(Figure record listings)
● ● ●
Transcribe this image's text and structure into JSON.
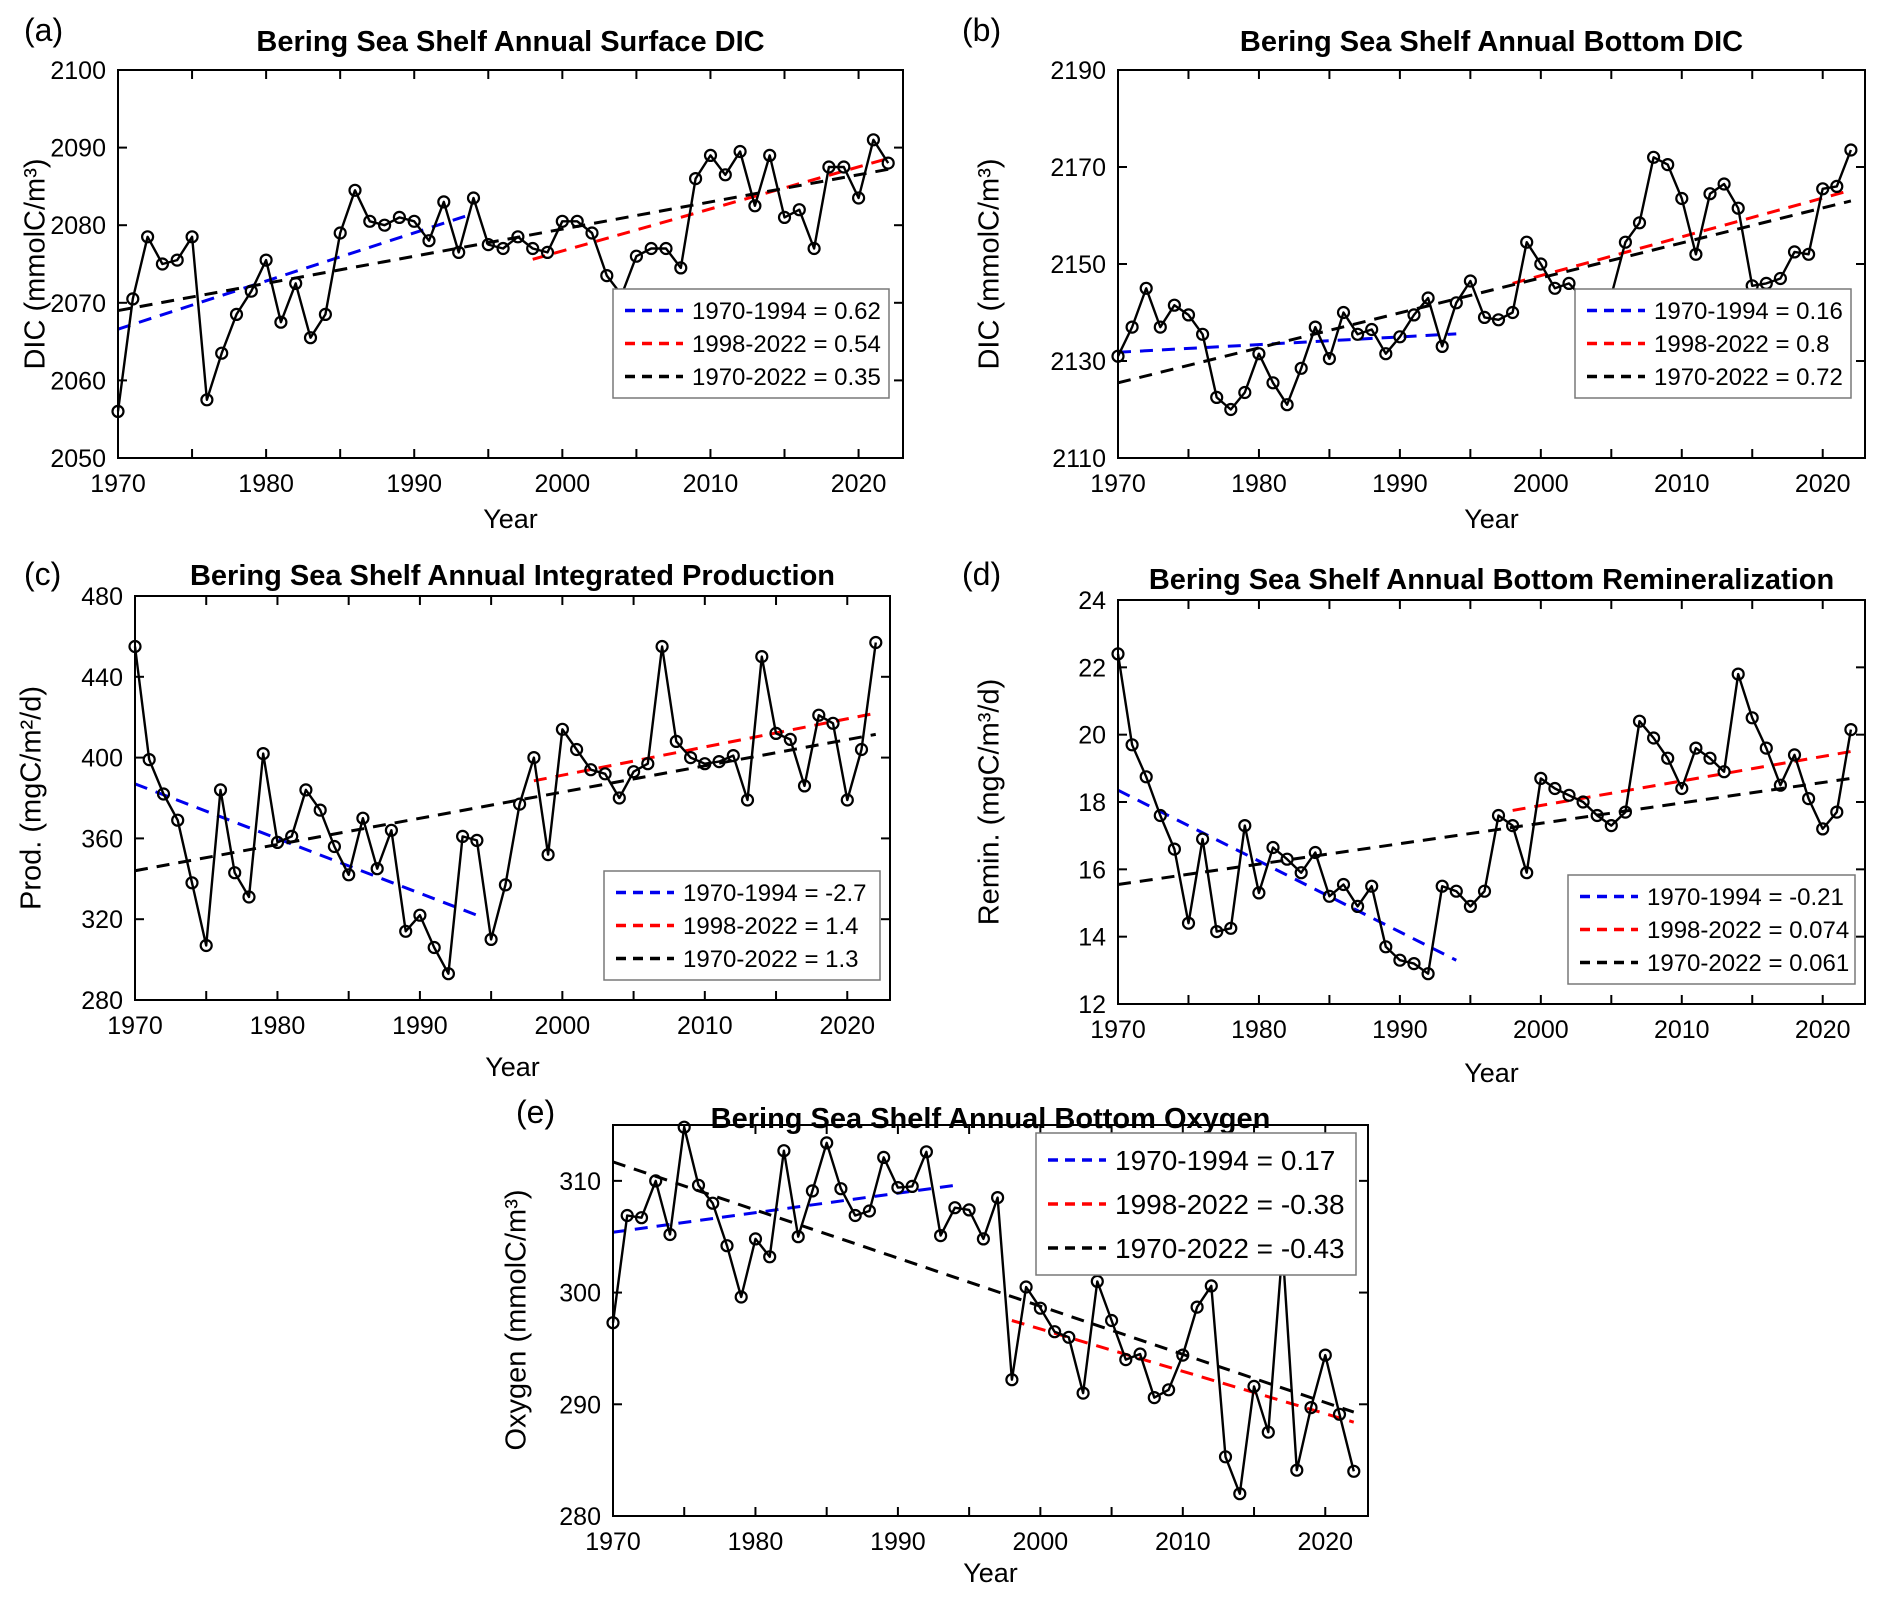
{
  "figure": {
    "background": "#ffffff",
    "series_color": "#000000"
  },
  "years": [
    1970,
    1971,
    1972,
    1973,
    1974,
    1975,
    1976,
    1977,
    1978,
    1979,
    1980,
    1981,
    1982,
    1983,
    1984,
    1985,
    1986,
    1987,
    1988,
    1989,
    1990,
    1991,
    1992,
    1993,
    1994,
    1995,
    1996,
    1997,
    1998,
    1999,
    2000,
    2001,
    2002,
    2003,
    2004,
    2005,
    2006,
    2007,
    2008,
    2009,
    2010,
    2011,
    2012,
    2013,
    2014,
    2015,
    2016,
    2017,
    2018,
    2019,
    2020,
    2021,
    2022
  ],
  "chart_data": [
    {
      "id": "a",
      "panel_label": "(a)",
      "type": "line",
      "title": "Bering Sea Shelf Annual Surface DIC",
      "xlabel": "Year",
      "ylabel": "DIC (mmolC/m³)",
      "xlim": [
        1970,
        2023
      ],
      "ylim": [
        2050,
        2100
      ],
      "xticks": [
        1970,
        1980,
        1990,
        2000,
        2010,
        2020
      ],
      "xtick_minor_step": 5,
      "yticks": [
        2050,
        2060,
        2070,
        2080,
        2090,
        2100
      ],
      "values": [
        2056,
        2070.5,
        2078.5,
        2075,
        2075.5,
        2078.5,
        2057.5,
        2063.5,
        2068.5,
        2071.5,
        2075.5,
        2067.5,
        2072.5,
        2065.5,
        2068.5,
        2079,
        2084.5,
        2080.5,
        2080,
        2081,
        2080.5,
        2078,
        2083,
        2076.5,
        2083.5,
        2077.5,
        2077,
        2078.5,
        2077,
        2076.5,
        2080.5,
        2080.5,
        2079,
        2073.5,
        2071,
        2076,
        2077,
        2077,
        2074.5,
        2086,
        2089,
        2086.5,
        2089.5,
        2082.5,
        2089,
        2081,
        2082,
        2077,
        2087.5,
        2087.5,
        2083.5,
        2091,
        2088
      ],
      "trends": [
        {
          "label": "1970-1994 = 0.62",
          "slope": 0.62,
          "color": "#0000EE",
          "x": [
            1970,
            1994
          ],
          "y": [
            2066.6,
            2081.5
          ]
        },
        {
          "label": "1998-2022 = 0.54",
          "slope": 0.54,
          "color": "#FF0000",
          "x": [
            1998,
            2022
          ],
          "y": [
            2075.6,
            2088.6
          ]
        },
        {
          "label": "1970-2022 = 0.35",
          "slope": 0.35,
          "color": "#000000",
          "x": [
            1970,
            2022
          ],
          "y": [
            2069,
            2087.2
          ]
        }
      ],
      "legend": {
        "position": "bottom-right"
      }
    },
    {
      "id": "b",
      "panel_label": "(b)",
      "type": "line",
      "title": "Bering Sea Shelf Annual Bottom DIC",
      "xlabel": "Year",
      "ylabel": "DIC (mmolC/m³)",
      "xlim": [
        1970,
        2023
      ],
      "ylim": [
        2110,
        2190
      ],
      "xticks": [
        1970,
        1980,
        1990,
        2000,
        2010,
        2020
      ],
      "xtick_minor_step": 5,
      "yticks": [
        2110,
        2130,
        2150,
        2170,
        2190
      ],
      "values": [
        2131,
        2137,
        2145,
        2137,
        2141.5,
        2139.5,
        2135.5,
        2122.5,
        2120,
        2123.5,
        2131.5,
        2125.5,
        2121,
        2128.5,
        2137,
        2130.5,
        2140,
        2135.5,
        2136.5,
        2131.5,
        2135,
        2139.5,
        2143,
        2133,
        2142,
        2146.5,
        2139,
        2138.5,
        2140,
        2154.5,
        2150,
        2145,
        2146,
        2143,
        2137.5,
        2143.5,
        2154.5,
        2158.5,
        2172,
        2170.5,
        2163.5,
        2152,
        2164.5,
        2166.5,
        2161.5,
        2145.5,
        2146,
        2147,
        2152.5,
        2152,
        2165.5,
        2166,
        2173.5
      ],
      "trends": [
        {
          "label": "1970-1994 = 0.16",
          "slope": 0.16,
          "color": "#0000EE",
          "x": [
            1970,
            1994
          ],
          "y": [
            2131.8,
            2135.6
          ]
        },
        {
          "label": "1998-2022 = 0.8",
          "slope": 0.8,
          "color": "#FF0000",
          "x": [
            1998,
            2022
          ],
          "y": [
            2146,
            2165.2
          ]
        },
        {
          "label": "1970-2022 = 0.72",
          "slope": 0.72,
          "color": "#000000",
          "x": [
            1970,
            2022
          ],
          "y": [
            2125.5,
            2163
          ]
        }
      ],
      "legend": {
        "position": "bottom-right"
      }
    },
    {
      "id": "c",
      "panel_label": "(c)",
      "type": "line",
      "title": "Bering Sea Shelf Annual Integrated Production",
      "xlabel": "Year",
      "ylabel": "Prod. (mgC/m²/d)",
      "xlim": [
        1970,
        2023
      ],
      "ylim": [
        280,
        480
      ],
      "xticks": [
        1970,
        1980,
        1990,
        2000,
        2010,
        2020
      ],
      "xtick_minor_step": 5,
      "yticks": [
        280,
        320,
        360,
        400,
        440,
        480
      ],
      "values": [
        455,
        399,
        382,
        369,
        338,
        307,
        384,
        343,
        331,
        402,
        358,
        361,
        384,
        374,
        356,
        342,
        370,
        345,
        364,
        314,
        322,
        306,
        293,
        361,
        359,
        310,
        337,
        377,
        400,
        352,
        414,
        404,
        394,
        392,
        380,
        393,
        397,
        455,
        408,
        400,
        397,
        398,
        401,
        379,
        450,
        412,
        409,
        386,
        421,
        417,
        379,
        404,
        457
      ],
      "trends": [
        {
          "label": "1970-1994 = -2.7",
          "slope": -2.7,
          "color": "#0000EE",
          "x": [
            1970,
            1994
          ],
          "y": [
            387,
            322
          ]
        },
        {
          "label": "1998-2022 = 1.4",
          "slope": 1.4,
          "color": "#FF0000",
          "x": [
            1998,
            2022
          ],
          "y": [
            388.5,
            422
          ]
        },
        {
          "label": "1970-2022 = 1.3",
          "slope": 1.3,
          "color": "#000000",
          "x": [
            1970,
            2022
          ],
          "y": [
            344,
            411.5
          ]
        }
      ],
      "legend": {
        "position": "bottom-right"
      }
    },
    {
      "id": "d",
      "panel_label": "(d)",
      "type": "line",
      "title": "Bering Sea Shelf Annual Bottom Remineralization",
      "xlabel": "Year",
      "ylabel": "Remin. (mgC/m³/d)",
      "xlim": [
        1970,
        2023
      ],
      "ylim": [
        12,
        24
      ],
      "xticks": [
        1970,
        1980,
        1990,
        2000,
        2010,
        2020
      ],
      "xtick_minor_step": 5,
      "yticks": [
        12,
        14,
        16,
        18,
        20,
        22,
        24
      ],
      "values": [
        22.4,
        19.7,
        18.75,
        17.6,
        16.6,
        14.4,
        16.9,
        14.15,
        14.25,
        17.3,
        15.3,
        16.65,
        16.3,
        15.9,
        16.5,
        15.2,
        15.55,
        14.9,
        15.5,
        13.7,
        13.3,
        13.2,
        12.9,
        15.5,
        15.35,
        14.9,
        15.35,
        17.6,
        17.3,
        15.9,
        18.7,
        18.4,
        18.2,
        18,
        17.6,
        17.3,
        17.7,
        20.4,
        19.9,
        19.3,
        18.4,
        19.6,
        19.3,
        18.9,
        21.8,
        20.5,
        19.6,
        18.5,
        19.4,
        18.1,
        17.2,
        17.7,
        20.15
      ],
      "trends": [
        {
          "label": "1970-1994 = -0.21",
          "slope": -0.21,
          "color": "#0000EE",
          "x": [
            1970,
            1994
          ],
          "y": [
            18.35,
            13.3
          ]
        },
        {
          "label": "1998-2022 = 0.074",
          "slope": 0.074,
          "color": "#FF0000",
          "x": [
            1998,
            2022
          ],
          "y": [
            17.75,
            19.5
          ]
        },
        {
          "label": "1970-2022 = 0.061",
          "slope": 0.061,
          "color": "#000000",
          "x": [
            1970,
            2022
          ],
          "y": [
            15.55,
            18.7
          ]
        }
      ],
      "legend": {
        "position": "bottom-right"
      }
    },
    {
      "id": "e",
      "panel_label": "(e)",
      "type": "line",
      "title": "Bering Sea Shelf Annual Bottom Oxygen",
      "xlabel": "Year",
      "ylabel": "Oxygen (mmolC/m³)",
      "xlim": [
        1970,
        2023
      ],
      "ylim": [
        280,
        315
      ],
      "xticks": [
        1970,
        1980,
        1990,
        2000,
        2010,
        2020
      ],
      "xtick_minor_step": 5,
      "yticks": [
        280,
        290,
        300,
        310
      ],
      "values": [
        297.3,
        306.9,
        306.7,
        310,
        305.2,
        314.8,
        309.6,
        308,
        304.2,
        299.6,
        304.8,
        303.2,
        312.7,
        305,
        309.1,
        313.4,
        309.3,
        306.9,
        307.3,
        312.1,
        309.4,
        309.5,
        312.6,
        305.1,
        307.6,
        307.4,
        304.8,
        308.5,
        292.2,
        300.5,
        298.6,
        296.5,
        296,
        291,
        301,
        297.5,
        294,
        294.5,
        290.6,
        291.3,
        294.4,
        298.7,
        300.6,
        285.3,
        282,
        291.6,
        287.5,
        304,
        284.1,
        289.7,
        294.4,
        289.1,
        284
      ],
      "trends": [
        {
          "label": "1970-1994 = 0.17",
          "slope": 0.17,
          "color": "#0000EE",
          "x": [
            1970,
            1994
          ],
          "y": [
            305.4,
            309.6
          ]
        },
        {
          "label": "1998-2022 = -0.38",
          "slope": -0.38,
          "color": "#FF0000",
          "x": [
            1998,
            2022
          ],
          "y": [
            297.5,
            288.4
          ]
        },
        {
          "label": "1970-2022 = -0.43",
          "slope": -0.43,
          "color": "#000000",
          "x": [
            1970,
            2022
          ],
          "y": [
            311.7,
            289.3
          ]
        }
      ],
      "legend": {
        "position": "top-right"
      }
    }
  ]
}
● ● ●
**Work to be completed**
Reproduce every line from the entries that holds the word "title".

**Full response**
      "title": "Bering Sea Shelf Annual Surface DIC",
      "title": "Bering Sea Shelf Annual Bottom DIC",
      "title": "Bering Sea Shelf Annual Integrated Production",
      "title": "Bering Sea Shelf Annual Bottom Remineralization",
      "title": "Bering Sea Shelf Annual Bottom Oxygen",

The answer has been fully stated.